* BEGIN DATA TO PROCESS *

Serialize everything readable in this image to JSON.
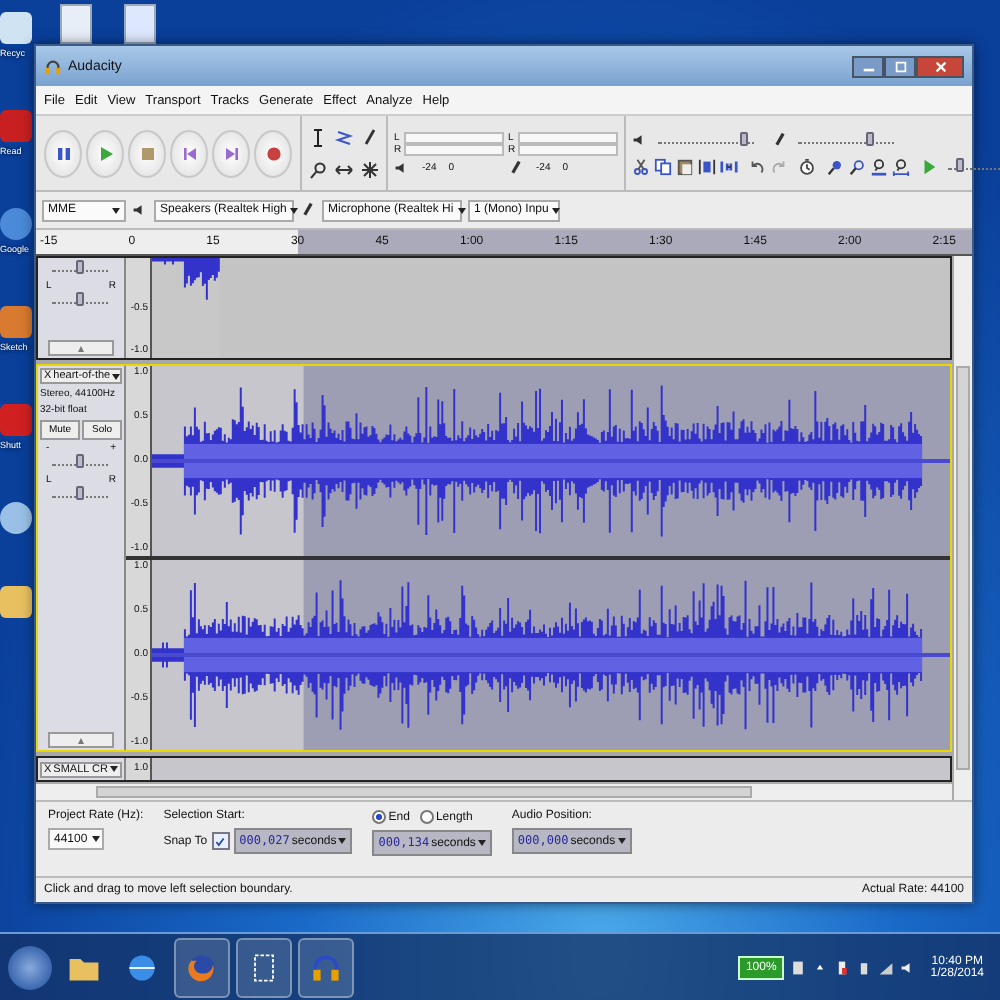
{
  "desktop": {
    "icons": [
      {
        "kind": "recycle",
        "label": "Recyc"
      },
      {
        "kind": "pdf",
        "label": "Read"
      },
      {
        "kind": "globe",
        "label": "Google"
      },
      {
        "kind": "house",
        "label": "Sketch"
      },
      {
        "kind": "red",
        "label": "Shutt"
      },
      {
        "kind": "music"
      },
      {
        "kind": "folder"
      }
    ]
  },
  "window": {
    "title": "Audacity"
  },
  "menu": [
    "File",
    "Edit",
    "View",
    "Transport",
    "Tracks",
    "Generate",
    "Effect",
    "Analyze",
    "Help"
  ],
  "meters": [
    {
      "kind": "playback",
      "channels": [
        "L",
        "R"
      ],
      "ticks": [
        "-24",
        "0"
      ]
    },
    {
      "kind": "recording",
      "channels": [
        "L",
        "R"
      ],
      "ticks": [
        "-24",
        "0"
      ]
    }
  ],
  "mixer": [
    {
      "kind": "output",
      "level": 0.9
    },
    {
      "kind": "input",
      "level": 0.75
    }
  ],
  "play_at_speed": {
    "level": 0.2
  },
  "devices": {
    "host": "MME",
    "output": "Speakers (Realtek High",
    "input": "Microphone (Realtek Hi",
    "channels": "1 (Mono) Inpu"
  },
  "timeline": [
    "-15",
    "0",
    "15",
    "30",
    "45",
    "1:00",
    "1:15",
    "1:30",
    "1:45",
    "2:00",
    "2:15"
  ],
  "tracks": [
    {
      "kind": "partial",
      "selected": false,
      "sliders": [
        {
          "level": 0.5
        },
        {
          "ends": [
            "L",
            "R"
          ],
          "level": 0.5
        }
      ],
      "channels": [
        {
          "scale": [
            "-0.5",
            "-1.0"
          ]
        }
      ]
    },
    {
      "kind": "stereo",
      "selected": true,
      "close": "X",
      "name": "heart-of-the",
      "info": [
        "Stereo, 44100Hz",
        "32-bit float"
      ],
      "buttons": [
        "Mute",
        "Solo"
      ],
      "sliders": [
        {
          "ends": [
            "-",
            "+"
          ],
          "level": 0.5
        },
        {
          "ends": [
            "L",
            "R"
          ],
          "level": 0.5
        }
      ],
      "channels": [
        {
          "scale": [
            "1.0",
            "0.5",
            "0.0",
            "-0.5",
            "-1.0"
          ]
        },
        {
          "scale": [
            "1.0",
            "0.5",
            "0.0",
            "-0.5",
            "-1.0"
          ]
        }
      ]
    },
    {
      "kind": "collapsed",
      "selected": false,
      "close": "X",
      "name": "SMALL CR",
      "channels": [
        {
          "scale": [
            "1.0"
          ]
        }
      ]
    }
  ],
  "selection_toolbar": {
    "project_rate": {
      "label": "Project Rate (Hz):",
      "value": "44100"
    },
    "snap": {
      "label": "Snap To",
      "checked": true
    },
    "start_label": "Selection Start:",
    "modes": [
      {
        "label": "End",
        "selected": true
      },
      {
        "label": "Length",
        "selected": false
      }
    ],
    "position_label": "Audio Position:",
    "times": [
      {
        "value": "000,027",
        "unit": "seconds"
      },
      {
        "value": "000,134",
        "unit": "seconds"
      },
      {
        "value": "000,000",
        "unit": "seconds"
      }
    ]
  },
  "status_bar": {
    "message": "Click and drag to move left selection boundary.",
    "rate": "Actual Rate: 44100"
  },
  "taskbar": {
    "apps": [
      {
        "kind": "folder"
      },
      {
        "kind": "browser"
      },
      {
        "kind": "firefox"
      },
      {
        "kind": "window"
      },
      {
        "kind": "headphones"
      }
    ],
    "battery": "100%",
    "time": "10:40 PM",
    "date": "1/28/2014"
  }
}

* END DATA TO PROCESS *

EXERCISE GOAL -
Reproduce every line exactly and omit all pictures.

RESULT OF THIS TASK -
Serialize everything readable in this image to JSON.
{
  "desktop": {
    "icons": [
      {
        "kind": "recycle",
        "label": "Recyc"
      },
      {
        "kind": "pdf",
        "label": "Read"
      },
      {
        "kind": "globe",
        "label": "Google"
      },
      {
        "kind": "house",
        "label": "Sketch"
      },
      {
        "kind": "red",
        "label": "Shutt"
      },
      {
        "kind": "music"
      },
      {
        "kind": "folder"
      }
    ]
  },
  "window": {
    "title": "Audacity"
  },
  "menu": [
    "File",
    "Edit",
    "View",
    "Transport",
    "Tracks",
    "Generate",
    "Effect",
    "Analyze",
    "Help"
  ],
  "meters": [
    {
      "kind": "playback",
      "channels": [
        "L",
        "R"
      ],
      "ticks": [
        "-24",
        "0"
      ]
    },
    {
      "kind": "recording",
      "channels": [
        "L",
        "R"
      ],
      "ticks": [
        "-24",
        "0"
      ]
    }
  ],
  "mixer": [
    {
      "kind": "output",
      "level": 0.9
    },
    {
      "kind": "input",
      "level": 0.75
    }
  ],
  "play_at_speed": {
    "level": 0.2
  },
  "devices": {
    "host": "MME",
    "output": "Speakers (Realtek High",
    "input": "Microphone (Realtek Hi",
    "channels": "1 (Mono) Inpu"
  },
  "timeline": [
    "-15",
    "0",
    "15",
    "30",
    "45",
    "1:00",
    "1:15",
    "1:30",
    "1:45",
    "2:00",
    "2:15"
  ],
  "tracks": [
    {
      "kind": "partial",
      "selected": false,
      "sliders": [
        {
          "level": 0.5
        },
        {
          "ends": [
            "L",
            "R"
          ],
          "level": 0.5
        }
      ],
      "channels": [
        {
          "scale": [
            "-0.5",
            "-1.0"
          ]
        }
      ]
    },
    {
      "kind": "stereo",
      "selected": true,
      "close": "X",
      "name": "heart-of-the",
      "info": [
        "Stereo, 44100Hz",
        "32-bit float"
      ],
      "buttons": [
        "Mute",
        "Solo"
      ],
      "sliders": [
        {
          "ends": [
            "-",
            "+"
          ],
          "level": 0.5
        },
        {
          "ends": [
            "L",
            "R"
          ],
          "level": 0.5
        }
      ],
      "channels": [
        {
          "scale": [
            "1.0",
            "0.5",
            "0.0",
            "-0.5",
            "-1.0"
          ]
        },
        {
          "scale": [
            "1.0",
            "0.5",
            "0.0",
            "-0.5",
            "-1.0"
          ]
        }
      ]
    },
    {
      "kind": "collapsed",
      "selected": false,
      "close": "X",
      "name": "SMALL CR",
      "channels": [
        {
          "scale": [
            "1.0"
          ]
        }
      ]
    }
  ],
  "selection_toolbar": {
    "project_rate": {
      "label": "Project Rate (Hz):",
      "value": "44100"
    },
    "snap": {
      "label": "Snap To",
      "checked": true
    },
    "start_label": "Selection Start:",
    "modes": [
      {
        "label": "End",
        "selected": true
      },
      {
        "label": "Length",
        "selected": false
      }
    ],
    "position_label": "Audio Position:",
    "times": [
      {
        "value": "000,027",
        "unit": "seconds"
      },
      {
        "value": "000,134",
        "unit": "seconds"
      },
      {
        "value": "000,000",
        "unit": "seconds"
      }
    ]
  },
  "status_bar": {
    "message": "Click and drag to move left selection boundary.",
    "rate": "Actual Rate: 44100"
  },
  "taskbar": {
    "apps": [
      {
        "kind": "folder"
      },
      {
        "kind": "browser"
      },
      {
        "kind": "firefox"
      },
      {
        "kind": "window"
      },
      {
        "kind": "headphones"
      }
    ],
    "battery": "100%",
    "time": "10:40 PM",
    "date": "1/28/2014"
  }
}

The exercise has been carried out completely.